**SUPPLIED DATA**:
※ ※ ※

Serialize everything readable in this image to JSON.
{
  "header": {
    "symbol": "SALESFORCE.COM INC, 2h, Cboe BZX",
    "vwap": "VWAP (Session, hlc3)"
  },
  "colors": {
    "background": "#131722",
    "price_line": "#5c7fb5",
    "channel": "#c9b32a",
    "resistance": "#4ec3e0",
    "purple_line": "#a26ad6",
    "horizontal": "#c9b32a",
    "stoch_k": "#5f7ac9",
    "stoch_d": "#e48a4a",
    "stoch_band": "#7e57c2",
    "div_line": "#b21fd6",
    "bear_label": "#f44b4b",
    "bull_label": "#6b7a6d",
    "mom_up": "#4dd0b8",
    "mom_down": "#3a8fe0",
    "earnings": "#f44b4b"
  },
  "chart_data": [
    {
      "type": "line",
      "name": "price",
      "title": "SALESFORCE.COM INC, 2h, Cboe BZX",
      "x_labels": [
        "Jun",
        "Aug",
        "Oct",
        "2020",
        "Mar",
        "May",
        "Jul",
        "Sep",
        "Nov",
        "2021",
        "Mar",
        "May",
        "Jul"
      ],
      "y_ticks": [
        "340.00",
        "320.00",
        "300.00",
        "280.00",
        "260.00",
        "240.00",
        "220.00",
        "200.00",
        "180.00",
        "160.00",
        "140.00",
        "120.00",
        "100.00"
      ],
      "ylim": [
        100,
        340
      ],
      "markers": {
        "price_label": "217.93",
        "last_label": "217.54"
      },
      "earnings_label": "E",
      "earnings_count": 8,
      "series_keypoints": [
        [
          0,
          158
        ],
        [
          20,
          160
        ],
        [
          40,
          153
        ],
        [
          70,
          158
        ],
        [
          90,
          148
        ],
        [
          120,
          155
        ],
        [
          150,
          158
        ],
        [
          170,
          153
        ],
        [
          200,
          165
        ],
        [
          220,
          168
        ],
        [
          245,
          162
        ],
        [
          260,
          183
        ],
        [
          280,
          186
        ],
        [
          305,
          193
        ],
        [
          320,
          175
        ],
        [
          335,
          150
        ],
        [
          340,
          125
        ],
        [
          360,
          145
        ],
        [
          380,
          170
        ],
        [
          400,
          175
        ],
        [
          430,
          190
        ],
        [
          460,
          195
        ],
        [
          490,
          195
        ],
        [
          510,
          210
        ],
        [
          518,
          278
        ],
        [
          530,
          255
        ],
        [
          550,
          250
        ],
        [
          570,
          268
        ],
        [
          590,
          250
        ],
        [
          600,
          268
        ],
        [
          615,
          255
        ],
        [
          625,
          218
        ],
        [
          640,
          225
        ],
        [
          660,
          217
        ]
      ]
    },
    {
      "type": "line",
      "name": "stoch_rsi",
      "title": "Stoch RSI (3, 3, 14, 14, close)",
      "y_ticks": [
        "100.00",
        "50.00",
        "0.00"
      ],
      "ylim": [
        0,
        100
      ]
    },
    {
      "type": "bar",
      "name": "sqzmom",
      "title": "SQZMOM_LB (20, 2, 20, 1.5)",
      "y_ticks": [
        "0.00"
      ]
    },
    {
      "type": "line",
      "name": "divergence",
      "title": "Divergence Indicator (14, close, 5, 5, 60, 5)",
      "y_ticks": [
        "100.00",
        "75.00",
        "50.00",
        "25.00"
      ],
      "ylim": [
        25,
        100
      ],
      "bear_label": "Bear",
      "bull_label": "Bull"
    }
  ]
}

※ ※ ※

**YOUR OBJECTIVE**:
Each line of the listing above should be output exactly.

**THE RESULT**:
Serialize everything readable in this image to JSON.
{
  "header": {
    "symbol": "SALESFORCE.COM INC, 2h, Cboe BZX",
    "vwap": "VWAP (Session, hlc3)"
  },
  "colors": {
    "background": "#131722",
    "price_line": "#5c7fb5",
    "channel": "#c9b32a",
    "resistance": "#4ec3e0",
    "purple_line": "#a26ad6",
    "horizontal": "#c9b32a",
    "stoch_k": "#5f7ac9",
    "stoch_d": "#e48a4a",
    "stoch_band": "#7e57c2",
    "div_line": "#b21fd6",
    "bear_label": "#f44b4b",
    "bull_label": "#6b7a6d",
    "mom_up": "#4dd0b8",
    "mom_down": "#3a8fe0",
    "earnings": "#f44b4b"
  },
  "chart_data": [
    {
      "type": "line",
      "name": "price",
      "title": "SALESFORCE.COM INC, 2h, Cboe BZX",
      "x_labels": [
        "Jun",
        "Aug",
        "Oct",
        "2020",
        "Mar",
        "May",
        "Jul",
        "Sep",
        "Nov",
        "2021",
        "Mar",
        "May",
        "Jul"
      ],
      "y_ticks": [
        "340.00",
        "320.00",
        "300.00",
        "280.00",
        "260.00",
        "240.00",
        "220.00",
        "200.00",
        "180.00",
        "160.00",
        "140.00",
        "120.00",
        "100.00"
      ],
      "ylim": [
        100,
        340
      ],
      "markers": {
        "price_label": "217.93",
        "last_label": "217.54"
      },
      "earnings_label": "E",
      "earnings_count": 8,
      "series_keypoints": [
        [
          0,
          158
        ],
        [
          20,
          160
        ],
        [
          40,
          153
        ],
        [
          70,
          158
        ],
        [
          90,
          148
        ],
        [
          120,
          155
        ],
        [
          150,
          158
        ],
        [
          170,
          153
        ],
        [
          200,
          165
        ],
        [
          220,
          168
        ],
        [
          245,
          162
        ],
        [
          260,
          183
        ],
        [
          280,
          186
        ],
        [
          305,
          193
        ],
        [
          320,
          175
        ],
        [
          335,
          150
        ],
        [
          340,
          125
        ],
        [
          360,
          145
        ],
        [
          380,
          170
        ],
        [
          400,
          175
        ],
        [
          430,
          190
        ],
        [
          460,
          195
        ],
        [
          490,
          195
        ],
        [
          510,
          210
        ],
        [
          518,
          278
        ],
        [
          530,
          255
        ],
        [
          550,
          250
        ],
        [
          570,
          268
        ],
        [
          590,
          250
        ],
        [
          600,
          268
        ],
        [
          615,
          255
        ],
        [
          625,
          218
        ],
        [
          640,
          225
        ],
        [
          660,
          217
        ]
      ]
    },
    {
      "type": "line",
      "name": "stoch_rsi",
      "title": "Stoch RSI (3, 3, 14, 14, close)",
      "y_ticks": [
        "100.00",
        "50.00",
        "0.00"
      ],
      "ylim": [
        0,
        100
      ]
    },
    {
      "type": "bar",
      "name": "sqzmom",
      "title": "SQZMOM_LB (20, 2, 20, 1.5)",
      "y_ticks": [
        "0.00"
      ]
    },
    {
      "type": "line",
      "name": "divergence",
      "title": "Divergence Indicator (14, close, 5, 5, 60, 5)",
      "y_ticks": [
        "100.00",
        "75.00",
        "50.00",
        "25.00"
      ],
      "ylim": [
        25,
        100
      ],
      "bear_label": "Bear",
      "bull_label": "Bull"
    }
  ]
}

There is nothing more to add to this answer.